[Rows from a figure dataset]
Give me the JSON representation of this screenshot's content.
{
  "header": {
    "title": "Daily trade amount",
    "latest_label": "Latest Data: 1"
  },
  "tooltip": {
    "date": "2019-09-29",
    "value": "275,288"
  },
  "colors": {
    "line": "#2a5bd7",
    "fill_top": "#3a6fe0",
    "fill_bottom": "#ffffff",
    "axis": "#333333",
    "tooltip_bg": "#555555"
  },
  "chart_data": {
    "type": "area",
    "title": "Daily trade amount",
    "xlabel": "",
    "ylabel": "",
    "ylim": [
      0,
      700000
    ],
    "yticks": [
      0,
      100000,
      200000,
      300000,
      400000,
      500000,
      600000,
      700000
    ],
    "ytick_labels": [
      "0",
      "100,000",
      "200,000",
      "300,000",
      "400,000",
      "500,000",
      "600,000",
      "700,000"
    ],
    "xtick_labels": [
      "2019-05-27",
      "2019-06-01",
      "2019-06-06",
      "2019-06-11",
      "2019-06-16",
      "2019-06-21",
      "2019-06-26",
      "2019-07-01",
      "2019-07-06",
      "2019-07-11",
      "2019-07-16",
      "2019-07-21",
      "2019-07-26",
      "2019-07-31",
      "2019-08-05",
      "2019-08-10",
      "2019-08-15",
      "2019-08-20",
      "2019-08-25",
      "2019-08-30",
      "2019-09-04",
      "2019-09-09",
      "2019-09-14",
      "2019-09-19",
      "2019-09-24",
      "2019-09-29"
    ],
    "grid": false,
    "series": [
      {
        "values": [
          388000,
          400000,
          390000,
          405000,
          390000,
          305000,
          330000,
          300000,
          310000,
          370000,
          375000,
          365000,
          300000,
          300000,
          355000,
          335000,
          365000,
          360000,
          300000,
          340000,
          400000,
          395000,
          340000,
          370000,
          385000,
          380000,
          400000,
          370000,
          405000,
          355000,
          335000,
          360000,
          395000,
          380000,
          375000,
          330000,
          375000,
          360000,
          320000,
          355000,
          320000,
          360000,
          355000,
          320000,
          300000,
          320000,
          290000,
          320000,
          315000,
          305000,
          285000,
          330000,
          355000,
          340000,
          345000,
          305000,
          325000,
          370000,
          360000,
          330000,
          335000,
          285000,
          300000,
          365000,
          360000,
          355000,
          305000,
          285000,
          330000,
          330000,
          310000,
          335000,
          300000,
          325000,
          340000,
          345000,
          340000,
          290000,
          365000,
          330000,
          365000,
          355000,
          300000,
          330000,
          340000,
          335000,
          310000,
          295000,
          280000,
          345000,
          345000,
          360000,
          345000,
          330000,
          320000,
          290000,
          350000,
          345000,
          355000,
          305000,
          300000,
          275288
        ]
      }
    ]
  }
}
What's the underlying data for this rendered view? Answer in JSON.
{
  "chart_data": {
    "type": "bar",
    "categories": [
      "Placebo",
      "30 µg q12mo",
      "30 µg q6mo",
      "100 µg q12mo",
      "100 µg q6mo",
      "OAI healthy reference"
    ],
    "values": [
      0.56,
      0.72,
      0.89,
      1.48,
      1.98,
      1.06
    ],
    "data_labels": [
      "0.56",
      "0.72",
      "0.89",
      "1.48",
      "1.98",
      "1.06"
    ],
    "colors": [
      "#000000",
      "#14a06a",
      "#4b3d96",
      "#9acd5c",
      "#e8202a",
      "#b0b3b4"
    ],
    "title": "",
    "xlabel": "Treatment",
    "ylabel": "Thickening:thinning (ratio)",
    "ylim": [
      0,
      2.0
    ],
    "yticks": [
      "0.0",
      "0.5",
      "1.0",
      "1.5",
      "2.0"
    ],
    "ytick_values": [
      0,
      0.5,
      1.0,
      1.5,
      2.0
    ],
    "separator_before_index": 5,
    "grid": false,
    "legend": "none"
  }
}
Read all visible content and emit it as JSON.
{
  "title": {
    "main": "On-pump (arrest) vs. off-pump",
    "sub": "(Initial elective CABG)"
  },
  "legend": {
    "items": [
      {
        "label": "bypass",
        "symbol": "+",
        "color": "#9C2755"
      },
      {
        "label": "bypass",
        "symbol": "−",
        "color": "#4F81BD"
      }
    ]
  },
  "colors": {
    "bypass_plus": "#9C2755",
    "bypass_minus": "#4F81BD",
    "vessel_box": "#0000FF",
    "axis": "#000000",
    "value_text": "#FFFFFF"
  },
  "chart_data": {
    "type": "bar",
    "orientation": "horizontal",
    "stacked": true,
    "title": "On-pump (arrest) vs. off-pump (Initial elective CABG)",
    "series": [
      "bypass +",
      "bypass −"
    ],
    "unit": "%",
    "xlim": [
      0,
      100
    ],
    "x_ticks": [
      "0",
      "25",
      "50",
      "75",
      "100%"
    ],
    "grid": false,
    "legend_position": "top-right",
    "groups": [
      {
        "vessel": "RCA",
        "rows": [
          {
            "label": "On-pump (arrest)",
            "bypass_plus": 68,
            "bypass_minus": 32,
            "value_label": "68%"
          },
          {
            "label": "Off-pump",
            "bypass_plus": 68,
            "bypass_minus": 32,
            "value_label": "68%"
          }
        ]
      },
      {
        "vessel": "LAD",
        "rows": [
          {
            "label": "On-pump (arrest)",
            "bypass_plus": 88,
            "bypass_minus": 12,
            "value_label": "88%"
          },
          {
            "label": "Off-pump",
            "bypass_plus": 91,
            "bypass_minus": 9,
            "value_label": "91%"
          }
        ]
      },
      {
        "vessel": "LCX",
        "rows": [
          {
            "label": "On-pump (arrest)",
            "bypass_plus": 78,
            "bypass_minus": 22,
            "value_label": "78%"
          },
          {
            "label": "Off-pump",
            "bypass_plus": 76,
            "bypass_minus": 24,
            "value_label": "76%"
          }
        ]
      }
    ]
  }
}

■ **Exercise directions**
Give all of the entries again, word for word.

■ **Solution to the exercise**
Give me the JSON representation of this screenshot's content.
{
  "header": {
    "title": "Daily trade amount",
    "latest_label": "Latest Data: 1"
  },
  "tooltip": {
    "date": "2019-09-29",
    "value": "275,288"
  },
  "colors": {
    "line": "#2a5bd7",
    "fill_top": "#3a6fe0",
    "fill_bottom": "#ffffff",
    "axis": "#333333",
    "tooltip_bg": "#555555"
  },
  "chart_data": {
    "type": "area",
    "title": "Daily trade amount",
    "xlabel": "",
    "ylabel": "",
    "ylim": [
      0,
      700000
    ],
    "yticks": [
      0,
      100000,
      200000,
      300000,
      400000,
      500000,
      600000,
      700000
    ],
    "ytick_labels": [
      "0",
      "100,000",
      "200,000",
      "300,000",
      "400,000",
      "500,000",
      "600,000",
      "700,000"
    ],
    "xtick_labels": [
      "2019-05-27",
      "2019-06-01",
      "2019-06-06",
      "2019-06-11",
      "2019-06-16",
      "2019-06-21",
      "2019-06-26",
      "2019-07-01",
      "2019-07-06",
      "2019-07-11",
      "2019-07-16",
      "2019-07-21",
      "2019-07-26",
      "2019-07-31",
      "2019-08-05",
      "2019-08-10",
      "2019-08-15",
      "2019-08-20",
      "2019-08-25",
      "2019-08-30",
      "2019-09-04",
      "2019-09-09",
      "2019-09-14",
      "2019-09-19",
      "2019-09-24",
      "2019-09-29"
    ],
    "grid": false,
    "series": [
      {
        "values": [
          388000,
          400000,
          390000,
          405000,
          390000,
          305000,
          330000,
          300000,
          310000,
          370000,
          375000,
          365000,
          300000,
          300000,
          355000,
          335000,
          365000,
          360000,
          300000,
          340000,
          400000,
          395000,
          340000,
          370000,
          385000,
          380000,
          400000,
          370000,
          405000,
          355000,
          335000,
          360000,
          395000,
          380000,
          375000,
          330000,
          375000,
          360000,
          320000,
          355000,
          320000,
          360000,
          355000,
          320000,
          300000,
          320000,
          290000,
          320000,
          315000,
          305000,
          285000,
          330000,
          355000,
          340000,
          345000,
          305000,
          325000,
          370000,
          360000,
          330000,
          335000,
          285000,
          300000,
          365000,
          360000,
          355000,
          305000,
          285000,
          330000,
          330000,
          310000,
          335000,
          300000,
          325000,
          340000,
          345000,
          340000,
          290000,
          365000,
          330000,
          365000,
          355000,
          300000,
          330000,
          340000,
          335000,
          310000,
          295000,
          280000,
          345000,
          345000,
          360000,
          345000,
          330000,
          320000,
          290000,
          350000,
          345000,
          355000,
          305000,
          300000,
          275288
        ]
      }
    ]
  }
}
What's the underlying data for this rendered view? Answer in JSON.
{
  "chart_data": {
    "type": "bar",
    "categories": [
      "Placebo",
      "30 µg q12mo",
      "30 µg q6mo",
      "100 µg q12mo",
      "100 µg q6mo",
      "OAI healthy reference"
    ],
    "values": [
      0.56,
      0.72,
      0.89,
      1.48,
      1.98,
      1.06
    ],
    "data_labels": [
      "0.56",
      "0.72",
      "0.89",
      "1.48",
      "1.98",
      "1.06"
    ],
    "colors": [
      "#000000",
      "#14a06a",
      "#4b3d96",
      "#9acd5c",
      "#e8202a",
      "#b0b3b4"
    ],
    "title": "",
    "xlabel": "Treatment",
    "ylabel": "Thickening:thinning (ratio)",
    "ylim": [
      0,
      2.0
    ],
    "yticks": [
      "0.0",
      "0.5",
      "1.0",
      "1.5",
      "2.0"
    ],
    "ytick_values": [
      0,
      0.5,
      1.0,
      1.5,
      2.0
    ],
    "separator_before_index": 5,
    "grid": false,
    "legend": "none"
  }
}
Read all visible content and emit it as JSON.
{
  "title": {
    "main": "On-pump (arrest) vs. off-pump",
    "sub": "(Initial elective CABG)"
  },
  "legend": {
    "items": [
      {
        "label": "bypass",
        "symbol": "+",
        "color": "#9C2755"
      },
      {
        "label": "bypass",
        "symbol": "−",
        "color": "#4F81BD"
      }
    ]
  },
  "colors": {
    "bypass_plus": "#9C2755",
    "bypass_minus": "#4F81BD",
    "vessel_box": "#0000FF",
    "axis": "#000000",
    "value_text": "#FFFFFF"
  },
  "chart_data": {
    "type": "bar",
    "orientation": "horizontal",
    "stacked": true,
    "title": "On-pump (arrest) vs. off-pump (Initial elective CABG)",
    "series": [
      "bypass +",
      "bypass −"
    ],
    "unit": "%",
    "xlim": [
      0,
      100
    ],
    "x_ticks": [
      "0",
      "25",
      "50",
      "75",
      "100%"
    ],
    "grid": false,
    "legend_position": "top-right",
    "groups": [
      {
        "vessel": "RCA",
        "rows": [
          {
            "label": "On-pump (arrest)",
            "bypass_plus": 68,
            "bypass_minus": 32,
            "value_label": "68%"
          },
          {
            "label": "Off-pump",
            "bypass_plus": 68,
            "bypass_minus": 32,
            "value_label": "68%"
          }
        ]
      },
      {
        "vessel": "LAD",
        "rows": [
          {
            "label": "On-pump (arrest)",
            "bypass_plus": 88,
            "bypass_minus": 12,
            "value_label": "88%"
          },
          {
            "label": "Off-pump",
            "bypass_plus": 91,
            "bypass_minus": 9,
            "value_label": "91%"
          }
        ]
      },
      {
        "vessel": "LCX",
        "rows": [
          {
            "label": "On-pump (arrest)",
            "bypass_plus": 78,
            "bypass_minus": 22,
            "value_label": "78%"
          },
          {
            "label": "Off-pump",
            "bypass_plus": 76,
            "bypass_minus": 24,
            "value_label": "76%"
          }
        ]
      }
    ]
  }
}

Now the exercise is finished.